**Problem requirements:**
Records follow. Select each line holding "January".

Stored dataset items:
········

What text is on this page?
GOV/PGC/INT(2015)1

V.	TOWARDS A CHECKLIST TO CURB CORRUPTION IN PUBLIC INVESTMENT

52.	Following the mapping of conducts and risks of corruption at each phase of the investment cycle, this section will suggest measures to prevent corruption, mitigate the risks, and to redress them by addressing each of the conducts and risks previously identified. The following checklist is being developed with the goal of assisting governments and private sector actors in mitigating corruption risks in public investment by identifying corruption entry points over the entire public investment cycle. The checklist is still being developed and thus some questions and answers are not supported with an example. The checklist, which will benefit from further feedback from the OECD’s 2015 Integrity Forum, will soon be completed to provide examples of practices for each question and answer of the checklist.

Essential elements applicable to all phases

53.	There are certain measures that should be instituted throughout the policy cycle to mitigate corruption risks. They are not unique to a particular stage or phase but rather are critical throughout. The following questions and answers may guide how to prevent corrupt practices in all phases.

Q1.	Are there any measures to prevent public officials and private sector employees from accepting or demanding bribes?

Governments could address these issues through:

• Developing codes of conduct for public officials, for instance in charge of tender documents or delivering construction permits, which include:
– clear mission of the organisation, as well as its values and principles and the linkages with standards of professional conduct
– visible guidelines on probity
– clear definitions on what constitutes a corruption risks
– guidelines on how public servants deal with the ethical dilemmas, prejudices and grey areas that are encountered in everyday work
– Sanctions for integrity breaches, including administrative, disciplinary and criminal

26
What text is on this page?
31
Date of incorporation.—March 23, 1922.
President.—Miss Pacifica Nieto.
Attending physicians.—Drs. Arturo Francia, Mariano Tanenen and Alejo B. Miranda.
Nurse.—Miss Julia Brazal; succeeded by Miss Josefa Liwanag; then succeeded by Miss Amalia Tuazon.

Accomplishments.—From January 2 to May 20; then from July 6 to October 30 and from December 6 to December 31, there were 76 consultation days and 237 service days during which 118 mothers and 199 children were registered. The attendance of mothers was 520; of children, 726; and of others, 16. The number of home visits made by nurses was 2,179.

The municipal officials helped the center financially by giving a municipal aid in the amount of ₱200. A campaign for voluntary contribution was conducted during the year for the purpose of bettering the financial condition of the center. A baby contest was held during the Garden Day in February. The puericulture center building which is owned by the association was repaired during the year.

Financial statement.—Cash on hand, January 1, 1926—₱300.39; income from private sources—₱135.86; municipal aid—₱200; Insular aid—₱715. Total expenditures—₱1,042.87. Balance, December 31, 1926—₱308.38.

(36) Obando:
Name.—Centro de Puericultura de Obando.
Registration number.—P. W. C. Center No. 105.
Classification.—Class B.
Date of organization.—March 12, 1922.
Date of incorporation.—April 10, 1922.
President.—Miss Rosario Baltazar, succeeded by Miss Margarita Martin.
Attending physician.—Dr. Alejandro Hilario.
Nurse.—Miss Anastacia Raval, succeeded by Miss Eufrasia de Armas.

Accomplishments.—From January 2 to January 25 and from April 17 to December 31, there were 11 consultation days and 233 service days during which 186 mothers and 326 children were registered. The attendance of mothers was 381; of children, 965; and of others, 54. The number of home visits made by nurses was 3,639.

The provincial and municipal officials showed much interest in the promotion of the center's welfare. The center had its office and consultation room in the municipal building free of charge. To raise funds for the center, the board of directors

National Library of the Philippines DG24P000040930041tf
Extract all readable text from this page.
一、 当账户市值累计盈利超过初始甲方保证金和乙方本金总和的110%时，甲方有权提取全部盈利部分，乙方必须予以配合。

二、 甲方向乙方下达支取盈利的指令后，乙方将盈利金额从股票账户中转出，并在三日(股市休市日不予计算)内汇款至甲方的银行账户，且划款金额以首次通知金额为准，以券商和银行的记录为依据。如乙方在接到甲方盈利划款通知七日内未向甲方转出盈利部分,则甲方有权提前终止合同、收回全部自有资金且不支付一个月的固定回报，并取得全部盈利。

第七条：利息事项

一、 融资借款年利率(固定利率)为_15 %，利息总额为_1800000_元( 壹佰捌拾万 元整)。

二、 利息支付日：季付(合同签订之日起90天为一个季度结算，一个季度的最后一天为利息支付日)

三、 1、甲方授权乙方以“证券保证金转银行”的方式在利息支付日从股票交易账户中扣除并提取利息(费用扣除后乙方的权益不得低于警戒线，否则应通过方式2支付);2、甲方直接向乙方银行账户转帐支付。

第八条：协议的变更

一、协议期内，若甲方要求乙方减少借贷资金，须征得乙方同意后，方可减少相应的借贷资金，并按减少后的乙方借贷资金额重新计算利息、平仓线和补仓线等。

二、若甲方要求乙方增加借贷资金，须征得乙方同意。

········

**Solved problem:**
Accomplishments.—From January 2 to May 20; then from July 6 to October 30 and from December 6 to December 31, there were 76 consultation days and 237 service days during which 118 mothers and 199 children were registered. The attendance of mothers was 520; of children, 726; and of others, 16. The number of home visits made by nurses was 2,179.
Financial statement.—Cash on hand, January 1, 1926—₱300.39; income from private sources—₱135.86; municipal aid—₱200; Insular aid—₱715. Total expenditures—₱1,042.87. Balance, December 31, 1926—₱308.38.
Accomplishments.—From January 2 to January 25 and from April 17 to December 31, there were 11 consultation days and 233 service days during which 186 mothers and 326 children were registered. The attendance of mothers was 381; of children, 965; and of others, 54. The number of home visits made by nurses was 3,639.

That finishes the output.